### Exercise directions
Reproduce the listing below in its entirety. Change nothing.

[Rows from a dataset]
####
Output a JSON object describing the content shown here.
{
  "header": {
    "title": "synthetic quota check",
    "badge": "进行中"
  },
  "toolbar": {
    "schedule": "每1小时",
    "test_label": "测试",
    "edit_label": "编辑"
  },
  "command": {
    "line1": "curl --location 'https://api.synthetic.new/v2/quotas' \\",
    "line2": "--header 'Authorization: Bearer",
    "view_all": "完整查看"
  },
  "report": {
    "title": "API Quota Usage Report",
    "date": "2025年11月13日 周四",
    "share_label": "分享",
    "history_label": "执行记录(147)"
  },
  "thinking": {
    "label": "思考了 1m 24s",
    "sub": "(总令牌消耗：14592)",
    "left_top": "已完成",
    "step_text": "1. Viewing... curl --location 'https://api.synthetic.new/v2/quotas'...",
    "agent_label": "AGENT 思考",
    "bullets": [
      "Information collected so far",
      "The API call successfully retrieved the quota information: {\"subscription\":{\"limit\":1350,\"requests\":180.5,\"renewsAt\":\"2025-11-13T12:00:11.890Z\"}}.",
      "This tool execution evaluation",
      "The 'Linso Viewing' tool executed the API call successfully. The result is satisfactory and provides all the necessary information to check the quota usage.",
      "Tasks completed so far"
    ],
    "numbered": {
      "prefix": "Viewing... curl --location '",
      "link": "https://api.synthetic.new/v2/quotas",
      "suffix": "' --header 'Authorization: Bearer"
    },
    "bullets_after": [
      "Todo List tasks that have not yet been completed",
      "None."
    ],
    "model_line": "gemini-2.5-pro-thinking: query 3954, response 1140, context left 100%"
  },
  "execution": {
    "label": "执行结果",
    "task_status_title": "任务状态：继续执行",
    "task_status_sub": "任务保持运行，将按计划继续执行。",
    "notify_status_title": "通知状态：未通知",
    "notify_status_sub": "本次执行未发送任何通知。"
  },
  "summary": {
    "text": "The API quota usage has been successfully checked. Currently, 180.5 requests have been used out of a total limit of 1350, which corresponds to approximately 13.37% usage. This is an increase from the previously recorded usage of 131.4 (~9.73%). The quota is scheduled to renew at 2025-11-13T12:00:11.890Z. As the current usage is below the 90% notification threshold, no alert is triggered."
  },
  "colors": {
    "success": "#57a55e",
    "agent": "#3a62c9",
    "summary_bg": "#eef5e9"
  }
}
####
### Response
Output a JSON object describing the content shown here.
{
  "header": {
    "title": "synthetic quota check",
    "badge": "进行中"
  },
  "toolbar": {
    "schedule": "每1小时",
    "test_label": "测试",
    "edit_label": "编辑"
  },
  "command": {
    "line1": "curl --location 'https://api.synthetic.new/v2/quotas' \\",
    "line2": "--header 'Authorization: Bearer",
    "view_all": "完整查看"
  },
  "report": {
    "title": "API Quota Usage Report",
    "date": "2025年11月13日 周四",
    "share_label": "分享",
    "history_label": "执行记录(147)"
  },
  "thinking": {
    "label": "思考了 1m 24s",
    "sub": "(总令牌消耗：14592)",
    "left_top": "已完成",
    "step_text": "1. Viewing... curl --location 'https://api.synthetic.new/v2/quotas'...",
    "agent_label": "AGENT 思考",
    "bullets": [
      "Information collected so far",
      "The API call successfully retrieved the quota information: {\"subscription\":{\"limit\":1350,\"requests\":180.5,\"renewsAt\":\"2025-11-13T12:00:11.890Z\"}}.",
      "This tool execution evaluation",
      "The 'Linso Viewing' tool executed the API call successfully. The result is satisfactory and provides all the necessary information to check the quota usage.",
      "Tasks completed so far"
    ],
    "numbered": {
      "prefix": "Viewing... curl --location '",
      "link": "https://api.synthetic.new/v2/quotas",
      "suffix": "' --header 'Authorization: Bearer"
    },
    "bullets_after": [
      "Todo List tasks that have not yet been completed",
      "None."
    ],
    "model_line": "gemini-2.5-pro-thinking: query 3954, response 1140, context left 100%"
  },
  "execution": {
    "label": "执行结果",
    "task_status_title": "任务状态：继续执行",
    "task_status_sub": "任务保持运行，将按计划继续执行。",
    "notify_status_title": "通知状态：未通知",
    "notify_status_sub": "本次执行未发送任何通知。"
  },
  "summary": {
    "text": "The API quota usage has been successfully checked. Currently, 180.5 requests have been used out of a total limit of 1350, which corresponds to approximately 13.37% usage. This is an increase from the previously recorded usage of 131.4 (~9.73%). The quota is scheduled to renew at 2025-11-13T12:00:11.890Z. As the current usage is below the 90% notification threshold, no alert is triggered."
  },
  "colors": {
    "success": "#57a55e",
    "agent": "#3a62c9",
    "summary_bg": "#eef5e9"
  }
}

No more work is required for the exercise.